## Task prompt
Locate each line containing the string "szakasszisztens" and copy it out.

:::::

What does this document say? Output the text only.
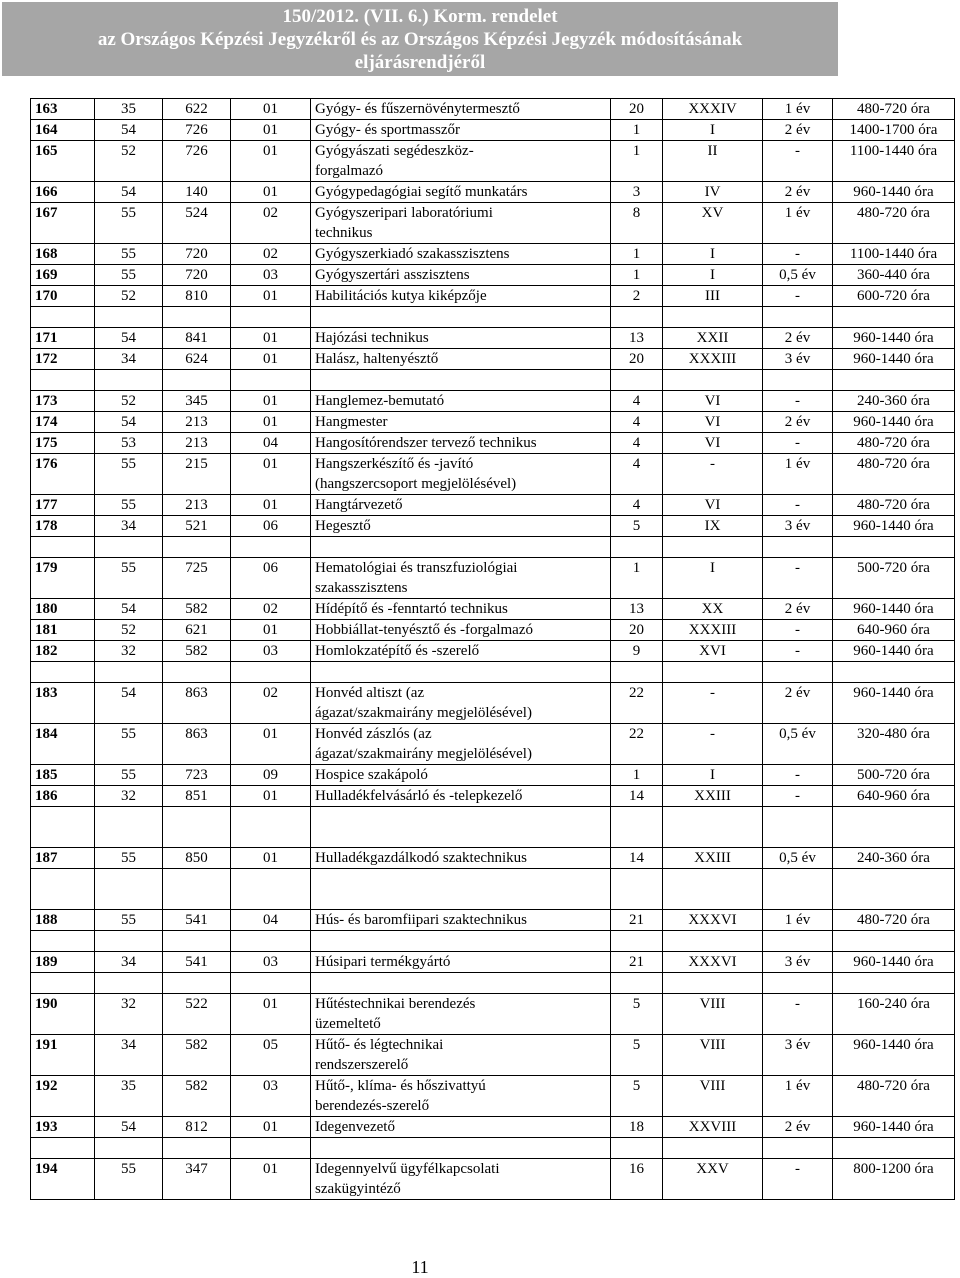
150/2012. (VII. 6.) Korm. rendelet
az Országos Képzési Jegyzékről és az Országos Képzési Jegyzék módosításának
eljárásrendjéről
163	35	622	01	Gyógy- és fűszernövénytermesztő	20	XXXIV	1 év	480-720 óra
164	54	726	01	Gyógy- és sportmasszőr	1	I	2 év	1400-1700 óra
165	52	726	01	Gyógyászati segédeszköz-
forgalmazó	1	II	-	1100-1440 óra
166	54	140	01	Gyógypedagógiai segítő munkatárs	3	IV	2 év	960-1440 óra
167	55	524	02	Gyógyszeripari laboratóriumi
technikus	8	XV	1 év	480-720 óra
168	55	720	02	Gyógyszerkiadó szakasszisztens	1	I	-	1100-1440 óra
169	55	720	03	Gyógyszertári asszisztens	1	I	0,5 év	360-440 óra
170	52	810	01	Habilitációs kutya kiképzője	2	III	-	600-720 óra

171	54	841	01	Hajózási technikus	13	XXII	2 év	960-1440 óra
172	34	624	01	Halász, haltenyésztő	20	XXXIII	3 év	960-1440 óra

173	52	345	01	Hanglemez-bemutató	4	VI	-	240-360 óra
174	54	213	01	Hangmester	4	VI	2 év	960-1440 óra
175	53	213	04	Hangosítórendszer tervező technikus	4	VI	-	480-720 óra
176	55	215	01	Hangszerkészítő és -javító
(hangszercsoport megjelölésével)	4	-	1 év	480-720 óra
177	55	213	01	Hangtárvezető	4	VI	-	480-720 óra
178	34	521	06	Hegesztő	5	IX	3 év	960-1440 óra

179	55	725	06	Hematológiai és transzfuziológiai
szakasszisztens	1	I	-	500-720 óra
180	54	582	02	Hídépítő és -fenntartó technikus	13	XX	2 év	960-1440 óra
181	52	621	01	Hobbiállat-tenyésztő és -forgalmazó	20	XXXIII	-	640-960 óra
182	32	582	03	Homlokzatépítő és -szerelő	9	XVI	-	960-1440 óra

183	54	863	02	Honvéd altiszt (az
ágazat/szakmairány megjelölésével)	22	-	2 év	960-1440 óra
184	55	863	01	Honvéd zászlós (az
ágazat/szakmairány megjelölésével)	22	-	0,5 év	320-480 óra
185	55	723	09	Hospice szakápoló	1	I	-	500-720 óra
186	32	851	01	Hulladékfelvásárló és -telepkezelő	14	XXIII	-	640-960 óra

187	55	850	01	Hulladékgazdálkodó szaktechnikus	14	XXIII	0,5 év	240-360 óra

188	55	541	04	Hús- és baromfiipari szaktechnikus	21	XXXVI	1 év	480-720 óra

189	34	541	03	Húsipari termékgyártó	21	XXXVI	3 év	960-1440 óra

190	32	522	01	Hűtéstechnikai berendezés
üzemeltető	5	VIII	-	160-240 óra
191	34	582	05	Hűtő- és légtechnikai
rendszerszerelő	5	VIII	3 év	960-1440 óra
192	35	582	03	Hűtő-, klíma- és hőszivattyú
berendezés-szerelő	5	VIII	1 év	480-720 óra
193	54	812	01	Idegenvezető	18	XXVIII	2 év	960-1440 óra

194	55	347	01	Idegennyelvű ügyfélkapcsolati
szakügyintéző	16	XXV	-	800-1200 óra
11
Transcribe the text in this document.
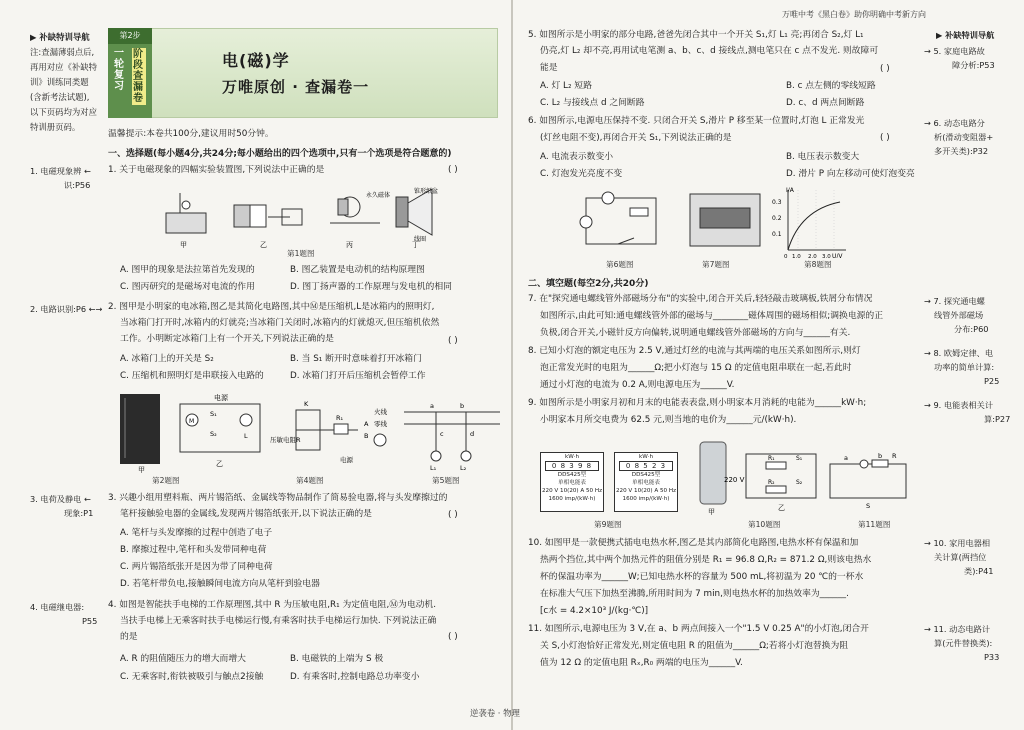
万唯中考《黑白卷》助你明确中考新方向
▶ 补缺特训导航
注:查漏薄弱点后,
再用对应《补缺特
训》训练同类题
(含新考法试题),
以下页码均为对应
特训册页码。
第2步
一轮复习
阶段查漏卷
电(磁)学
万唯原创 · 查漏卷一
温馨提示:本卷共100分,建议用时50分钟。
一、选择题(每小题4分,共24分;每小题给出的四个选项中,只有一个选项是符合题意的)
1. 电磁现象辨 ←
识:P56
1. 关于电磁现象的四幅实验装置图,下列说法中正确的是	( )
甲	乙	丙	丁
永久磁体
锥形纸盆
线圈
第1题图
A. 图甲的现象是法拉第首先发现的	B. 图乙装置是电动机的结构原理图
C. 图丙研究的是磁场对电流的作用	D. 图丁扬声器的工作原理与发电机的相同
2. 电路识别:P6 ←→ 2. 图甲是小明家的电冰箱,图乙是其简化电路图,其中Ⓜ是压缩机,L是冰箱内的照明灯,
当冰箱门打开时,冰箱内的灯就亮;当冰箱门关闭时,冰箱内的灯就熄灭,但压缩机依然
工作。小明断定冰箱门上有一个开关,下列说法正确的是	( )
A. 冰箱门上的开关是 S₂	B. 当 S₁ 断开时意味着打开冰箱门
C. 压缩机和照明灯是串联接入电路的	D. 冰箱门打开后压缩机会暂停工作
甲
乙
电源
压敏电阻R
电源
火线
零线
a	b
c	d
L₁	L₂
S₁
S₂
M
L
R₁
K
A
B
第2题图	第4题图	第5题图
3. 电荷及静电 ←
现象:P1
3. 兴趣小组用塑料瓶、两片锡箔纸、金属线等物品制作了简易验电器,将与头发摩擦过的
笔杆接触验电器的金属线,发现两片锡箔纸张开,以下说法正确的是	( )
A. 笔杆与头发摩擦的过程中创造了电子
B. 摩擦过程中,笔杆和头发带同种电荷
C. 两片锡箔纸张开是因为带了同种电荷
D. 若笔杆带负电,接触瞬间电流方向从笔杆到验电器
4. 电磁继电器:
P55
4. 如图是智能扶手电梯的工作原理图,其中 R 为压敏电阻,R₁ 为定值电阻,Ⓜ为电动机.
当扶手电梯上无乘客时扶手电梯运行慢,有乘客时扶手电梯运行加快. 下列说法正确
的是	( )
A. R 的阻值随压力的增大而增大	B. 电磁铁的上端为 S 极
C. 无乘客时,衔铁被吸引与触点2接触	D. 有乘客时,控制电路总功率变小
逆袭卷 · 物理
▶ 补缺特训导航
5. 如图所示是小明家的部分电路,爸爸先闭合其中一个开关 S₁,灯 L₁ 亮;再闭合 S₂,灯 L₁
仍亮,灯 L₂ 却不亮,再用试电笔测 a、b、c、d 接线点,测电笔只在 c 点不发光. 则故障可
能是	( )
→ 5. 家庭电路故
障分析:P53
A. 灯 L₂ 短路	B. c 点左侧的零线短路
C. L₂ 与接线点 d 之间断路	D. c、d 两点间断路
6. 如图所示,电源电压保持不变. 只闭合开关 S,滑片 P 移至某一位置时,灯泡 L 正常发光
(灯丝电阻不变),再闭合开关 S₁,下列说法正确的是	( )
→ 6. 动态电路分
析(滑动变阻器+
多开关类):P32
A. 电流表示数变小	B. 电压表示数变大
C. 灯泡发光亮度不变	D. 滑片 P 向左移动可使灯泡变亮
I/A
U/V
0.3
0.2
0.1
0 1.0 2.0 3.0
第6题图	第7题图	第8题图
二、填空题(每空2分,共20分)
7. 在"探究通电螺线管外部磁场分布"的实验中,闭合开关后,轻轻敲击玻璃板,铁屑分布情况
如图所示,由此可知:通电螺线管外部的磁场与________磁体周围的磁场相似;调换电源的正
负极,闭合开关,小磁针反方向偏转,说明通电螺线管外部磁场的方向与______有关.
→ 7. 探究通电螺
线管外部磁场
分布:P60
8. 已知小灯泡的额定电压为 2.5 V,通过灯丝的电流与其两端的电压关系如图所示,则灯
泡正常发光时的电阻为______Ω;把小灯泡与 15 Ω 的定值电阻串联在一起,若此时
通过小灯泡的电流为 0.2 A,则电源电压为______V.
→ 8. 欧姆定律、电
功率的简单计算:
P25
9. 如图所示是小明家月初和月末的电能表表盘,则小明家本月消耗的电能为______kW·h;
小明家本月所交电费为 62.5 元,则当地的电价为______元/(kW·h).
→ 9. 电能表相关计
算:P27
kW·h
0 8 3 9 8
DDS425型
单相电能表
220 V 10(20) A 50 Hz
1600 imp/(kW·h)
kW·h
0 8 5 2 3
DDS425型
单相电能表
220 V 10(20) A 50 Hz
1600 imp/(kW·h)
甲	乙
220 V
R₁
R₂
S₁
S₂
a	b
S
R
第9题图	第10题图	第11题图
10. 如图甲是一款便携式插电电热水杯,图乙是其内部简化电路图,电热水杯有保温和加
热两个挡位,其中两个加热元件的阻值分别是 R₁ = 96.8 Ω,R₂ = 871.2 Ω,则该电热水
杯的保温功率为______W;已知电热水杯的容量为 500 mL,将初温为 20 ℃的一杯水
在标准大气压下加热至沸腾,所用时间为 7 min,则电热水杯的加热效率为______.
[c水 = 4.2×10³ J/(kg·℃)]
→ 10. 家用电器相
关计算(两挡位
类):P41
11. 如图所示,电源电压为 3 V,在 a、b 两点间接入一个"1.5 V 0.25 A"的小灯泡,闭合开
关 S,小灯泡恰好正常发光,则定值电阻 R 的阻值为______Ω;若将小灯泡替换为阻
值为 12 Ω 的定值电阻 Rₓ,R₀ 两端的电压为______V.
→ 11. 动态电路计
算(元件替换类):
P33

:::::

## Solution below
168	55	720	02	Gyógyszerkiadó szakasszisztens	1	I	-	1100-1440 óra
szakasszisztens	1	I	-	500-720 óra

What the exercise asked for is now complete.